Produce a verbatim transcription of the records below, beginning at the line containing "Read all visible content and emit it as JSON." and ending at the final line; include only those lines.
════════
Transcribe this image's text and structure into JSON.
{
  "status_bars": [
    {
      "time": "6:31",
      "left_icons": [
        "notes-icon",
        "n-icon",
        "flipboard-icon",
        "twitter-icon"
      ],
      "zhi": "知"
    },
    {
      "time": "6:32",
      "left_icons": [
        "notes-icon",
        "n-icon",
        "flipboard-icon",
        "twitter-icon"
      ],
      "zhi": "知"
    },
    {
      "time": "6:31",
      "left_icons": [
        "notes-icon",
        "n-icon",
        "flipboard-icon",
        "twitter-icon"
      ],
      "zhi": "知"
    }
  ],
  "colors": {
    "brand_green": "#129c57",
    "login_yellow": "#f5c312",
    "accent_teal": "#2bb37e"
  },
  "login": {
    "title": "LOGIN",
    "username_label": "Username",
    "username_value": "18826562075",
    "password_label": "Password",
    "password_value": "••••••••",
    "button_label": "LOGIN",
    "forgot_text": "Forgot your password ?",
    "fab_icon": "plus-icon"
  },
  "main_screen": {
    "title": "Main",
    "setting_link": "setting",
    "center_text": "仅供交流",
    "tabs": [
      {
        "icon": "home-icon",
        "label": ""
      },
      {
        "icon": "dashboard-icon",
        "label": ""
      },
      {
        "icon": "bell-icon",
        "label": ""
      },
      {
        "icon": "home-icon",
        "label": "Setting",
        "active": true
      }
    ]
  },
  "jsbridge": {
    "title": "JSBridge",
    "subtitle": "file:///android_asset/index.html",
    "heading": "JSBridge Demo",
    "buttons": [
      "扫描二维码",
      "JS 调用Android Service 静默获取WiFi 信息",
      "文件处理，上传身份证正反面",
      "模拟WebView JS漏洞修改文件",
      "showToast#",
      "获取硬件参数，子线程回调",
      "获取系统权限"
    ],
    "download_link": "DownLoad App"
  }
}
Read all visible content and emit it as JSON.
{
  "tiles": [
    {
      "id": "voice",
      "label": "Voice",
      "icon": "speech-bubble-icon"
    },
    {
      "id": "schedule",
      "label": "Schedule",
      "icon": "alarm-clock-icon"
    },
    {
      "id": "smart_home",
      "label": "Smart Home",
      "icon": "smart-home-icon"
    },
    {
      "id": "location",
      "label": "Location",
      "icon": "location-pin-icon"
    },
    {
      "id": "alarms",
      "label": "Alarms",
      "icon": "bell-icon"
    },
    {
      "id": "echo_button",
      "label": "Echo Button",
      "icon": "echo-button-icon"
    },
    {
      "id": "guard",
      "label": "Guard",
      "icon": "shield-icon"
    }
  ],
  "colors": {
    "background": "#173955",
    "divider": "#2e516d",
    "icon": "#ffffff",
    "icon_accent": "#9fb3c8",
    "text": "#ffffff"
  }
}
════════
**Exercise response:**
Read all visible content and emit it as JSON.
{
  "tiles": [
    {
      "id": "voice",
      "label": "Voice",
      "icon": "speech-bubble-icon"
    },
    {
      "id": "schedule",
      "label": "Schedule",
      "icon": "alarm-clock-icon"
    },
    {
      "id": "smart_home",
      "label": "Smart Home",
      "icon": "smart-home-icon"
    },
    {
      "id": "location",
      "label": "Location",
      "icon": "location-pin-icon"
    },
    {
      "id": "alarms",
      "label": "Alarms",
      "icon": "bell-icon"
    },
    {
      "id": "echo_button",
      "label": "Echo Button",
      "icon": "echo-button-icon"
    },
    {
      "id": "guard",
      "label": "Guard",
      "icon": "shield-icon"
    }
  ],
  "colors": {
    "background": "#173955",
    "divider": "#2e516d",
    "icon": "#ffffff",
    "icon_accent": "#9fb3c8",
    "text": "#ffffff"
  }
}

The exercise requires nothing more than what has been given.